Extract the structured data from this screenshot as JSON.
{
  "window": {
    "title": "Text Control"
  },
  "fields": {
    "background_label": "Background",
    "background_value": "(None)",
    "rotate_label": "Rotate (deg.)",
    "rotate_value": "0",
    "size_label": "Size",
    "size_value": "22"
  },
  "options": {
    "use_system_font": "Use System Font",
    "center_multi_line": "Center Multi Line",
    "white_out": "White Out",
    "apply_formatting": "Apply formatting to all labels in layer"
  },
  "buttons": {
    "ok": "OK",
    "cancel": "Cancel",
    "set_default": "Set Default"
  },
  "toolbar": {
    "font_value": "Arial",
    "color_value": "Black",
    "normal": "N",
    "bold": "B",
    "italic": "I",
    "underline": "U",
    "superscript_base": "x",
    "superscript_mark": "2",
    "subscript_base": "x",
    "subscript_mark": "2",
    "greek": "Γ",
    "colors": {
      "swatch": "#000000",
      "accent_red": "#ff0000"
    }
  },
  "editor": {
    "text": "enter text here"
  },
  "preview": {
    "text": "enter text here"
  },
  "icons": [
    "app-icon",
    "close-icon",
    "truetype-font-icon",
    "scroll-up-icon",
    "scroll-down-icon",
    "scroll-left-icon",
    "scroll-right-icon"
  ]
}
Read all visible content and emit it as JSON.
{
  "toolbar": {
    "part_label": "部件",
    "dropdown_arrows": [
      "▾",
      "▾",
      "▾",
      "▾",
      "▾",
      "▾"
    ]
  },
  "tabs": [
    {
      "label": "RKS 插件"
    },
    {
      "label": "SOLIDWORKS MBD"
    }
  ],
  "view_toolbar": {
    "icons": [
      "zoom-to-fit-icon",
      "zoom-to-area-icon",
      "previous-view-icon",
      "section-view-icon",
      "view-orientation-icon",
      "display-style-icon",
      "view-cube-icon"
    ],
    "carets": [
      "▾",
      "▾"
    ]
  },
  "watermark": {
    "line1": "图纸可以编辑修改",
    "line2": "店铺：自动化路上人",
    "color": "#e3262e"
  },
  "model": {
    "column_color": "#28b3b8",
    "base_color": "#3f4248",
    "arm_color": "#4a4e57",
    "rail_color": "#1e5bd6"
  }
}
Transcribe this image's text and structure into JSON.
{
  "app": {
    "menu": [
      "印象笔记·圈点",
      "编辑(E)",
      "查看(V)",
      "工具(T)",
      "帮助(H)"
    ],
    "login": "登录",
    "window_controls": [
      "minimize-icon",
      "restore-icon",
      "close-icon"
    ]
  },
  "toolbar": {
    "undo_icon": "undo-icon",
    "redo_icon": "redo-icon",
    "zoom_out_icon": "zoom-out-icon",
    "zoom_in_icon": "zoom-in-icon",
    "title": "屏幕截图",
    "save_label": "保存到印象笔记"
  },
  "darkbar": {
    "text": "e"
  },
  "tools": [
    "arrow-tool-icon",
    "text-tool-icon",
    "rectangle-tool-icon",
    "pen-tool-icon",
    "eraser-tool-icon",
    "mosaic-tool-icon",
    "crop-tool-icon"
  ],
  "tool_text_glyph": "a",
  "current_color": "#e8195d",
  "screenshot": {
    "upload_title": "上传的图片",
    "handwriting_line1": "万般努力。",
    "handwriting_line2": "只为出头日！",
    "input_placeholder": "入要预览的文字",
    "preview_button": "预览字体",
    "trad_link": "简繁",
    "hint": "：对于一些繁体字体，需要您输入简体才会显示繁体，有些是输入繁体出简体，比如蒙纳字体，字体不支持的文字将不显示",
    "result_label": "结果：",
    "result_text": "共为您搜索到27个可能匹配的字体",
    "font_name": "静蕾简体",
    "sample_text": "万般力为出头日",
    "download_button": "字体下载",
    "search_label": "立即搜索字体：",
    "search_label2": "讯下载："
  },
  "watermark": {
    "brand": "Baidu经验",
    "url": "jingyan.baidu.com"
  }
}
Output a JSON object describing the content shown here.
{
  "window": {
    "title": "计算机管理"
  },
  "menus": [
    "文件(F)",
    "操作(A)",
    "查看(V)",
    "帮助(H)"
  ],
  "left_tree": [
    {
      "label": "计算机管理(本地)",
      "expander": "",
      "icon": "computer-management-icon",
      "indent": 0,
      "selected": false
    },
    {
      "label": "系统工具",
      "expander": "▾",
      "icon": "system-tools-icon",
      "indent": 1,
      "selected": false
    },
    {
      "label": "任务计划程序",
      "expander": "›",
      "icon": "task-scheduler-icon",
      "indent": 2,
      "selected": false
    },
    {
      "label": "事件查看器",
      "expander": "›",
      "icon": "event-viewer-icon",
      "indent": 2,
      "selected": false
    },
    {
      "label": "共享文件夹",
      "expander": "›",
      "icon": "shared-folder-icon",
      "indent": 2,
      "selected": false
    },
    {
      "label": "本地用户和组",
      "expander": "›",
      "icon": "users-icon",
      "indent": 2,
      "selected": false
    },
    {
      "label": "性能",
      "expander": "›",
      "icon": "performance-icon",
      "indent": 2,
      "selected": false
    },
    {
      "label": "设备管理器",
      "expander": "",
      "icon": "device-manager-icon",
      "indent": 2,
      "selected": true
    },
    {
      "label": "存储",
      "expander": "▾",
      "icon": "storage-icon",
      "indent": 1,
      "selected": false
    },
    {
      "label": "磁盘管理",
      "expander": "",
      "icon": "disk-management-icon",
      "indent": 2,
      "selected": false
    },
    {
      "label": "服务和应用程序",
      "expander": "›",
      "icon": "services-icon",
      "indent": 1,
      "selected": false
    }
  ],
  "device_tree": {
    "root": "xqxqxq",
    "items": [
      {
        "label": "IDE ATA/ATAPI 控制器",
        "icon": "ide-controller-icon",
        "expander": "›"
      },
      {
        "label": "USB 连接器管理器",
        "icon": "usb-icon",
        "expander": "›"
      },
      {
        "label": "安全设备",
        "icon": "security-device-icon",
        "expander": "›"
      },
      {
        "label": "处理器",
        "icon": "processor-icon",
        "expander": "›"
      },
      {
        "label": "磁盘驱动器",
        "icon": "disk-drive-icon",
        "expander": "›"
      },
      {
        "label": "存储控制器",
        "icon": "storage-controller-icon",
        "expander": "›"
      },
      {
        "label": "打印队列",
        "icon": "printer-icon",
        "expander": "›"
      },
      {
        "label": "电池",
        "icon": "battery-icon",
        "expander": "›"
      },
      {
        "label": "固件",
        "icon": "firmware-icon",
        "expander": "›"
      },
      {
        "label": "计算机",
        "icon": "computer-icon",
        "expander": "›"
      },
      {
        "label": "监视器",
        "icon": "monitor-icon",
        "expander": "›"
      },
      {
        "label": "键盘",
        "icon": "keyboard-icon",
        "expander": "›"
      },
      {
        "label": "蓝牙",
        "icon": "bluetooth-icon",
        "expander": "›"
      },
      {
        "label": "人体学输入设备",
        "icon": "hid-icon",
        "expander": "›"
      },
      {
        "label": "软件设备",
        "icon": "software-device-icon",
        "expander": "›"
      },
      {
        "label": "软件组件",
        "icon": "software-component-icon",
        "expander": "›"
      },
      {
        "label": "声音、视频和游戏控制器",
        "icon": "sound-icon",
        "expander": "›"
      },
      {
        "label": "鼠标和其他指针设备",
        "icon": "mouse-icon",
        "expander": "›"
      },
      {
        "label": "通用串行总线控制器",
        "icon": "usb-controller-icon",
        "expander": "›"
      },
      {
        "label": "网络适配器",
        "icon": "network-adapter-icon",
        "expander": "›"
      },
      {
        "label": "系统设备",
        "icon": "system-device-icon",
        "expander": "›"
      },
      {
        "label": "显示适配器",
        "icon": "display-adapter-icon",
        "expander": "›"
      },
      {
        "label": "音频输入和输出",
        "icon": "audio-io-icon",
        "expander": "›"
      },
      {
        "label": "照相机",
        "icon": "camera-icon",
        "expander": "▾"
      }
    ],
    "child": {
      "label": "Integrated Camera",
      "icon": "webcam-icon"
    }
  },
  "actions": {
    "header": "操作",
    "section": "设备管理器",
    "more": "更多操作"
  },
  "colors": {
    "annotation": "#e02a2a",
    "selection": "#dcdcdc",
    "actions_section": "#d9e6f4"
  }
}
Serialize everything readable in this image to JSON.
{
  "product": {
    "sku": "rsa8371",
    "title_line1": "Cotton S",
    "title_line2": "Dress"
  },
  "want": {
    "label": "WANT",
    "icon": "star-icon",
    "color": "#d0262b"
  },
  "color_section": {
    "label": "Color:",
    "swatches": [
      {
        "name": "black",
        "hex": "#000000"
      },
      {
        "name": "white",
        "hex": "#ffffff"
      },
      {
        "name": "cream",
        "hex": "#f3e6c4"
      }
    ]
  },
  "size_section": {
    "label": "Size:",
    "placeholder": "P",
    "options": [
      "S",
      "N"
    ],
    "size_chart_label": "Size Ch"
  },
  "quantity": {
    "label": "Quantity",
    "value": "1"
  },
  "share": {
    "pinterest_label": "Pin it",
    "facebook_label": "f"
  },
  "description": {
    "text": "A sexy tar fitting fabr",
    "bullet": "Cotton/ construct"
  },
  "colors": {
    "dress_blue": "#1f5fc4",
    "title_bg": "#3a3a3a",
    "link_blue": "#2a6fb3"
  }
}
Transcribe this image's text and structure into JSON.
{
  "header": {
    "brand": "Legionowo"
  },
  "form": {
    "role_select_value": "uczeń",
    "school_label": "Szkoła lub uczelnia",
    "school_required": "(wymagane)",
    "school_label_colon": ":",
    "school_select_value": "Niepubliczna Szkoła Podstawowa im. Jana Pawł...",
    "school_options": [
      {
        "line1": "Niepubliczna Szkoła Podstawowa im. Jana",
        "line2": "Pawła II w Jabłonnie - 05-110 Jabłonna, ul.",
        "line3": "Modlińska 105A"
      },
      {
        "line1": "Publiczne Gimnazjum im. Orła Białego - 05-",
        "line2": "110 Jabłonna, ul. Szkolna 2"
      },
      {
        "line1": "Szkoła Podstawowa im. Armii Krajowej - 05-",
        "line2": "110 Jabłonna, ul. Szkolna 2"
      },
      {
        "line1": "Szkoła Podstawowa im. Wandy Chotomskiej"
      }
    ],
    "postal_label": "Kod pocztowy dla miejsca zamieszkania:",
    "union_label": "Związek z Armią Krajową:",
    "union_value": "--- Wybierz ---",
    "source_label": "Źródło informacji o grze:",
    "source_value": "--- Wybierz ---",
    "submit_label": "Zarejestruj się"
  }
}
━━━━━━━━
→ The problem
Report the number of lines containing the string "adapter" and add nothing to it.

→ Written solution
2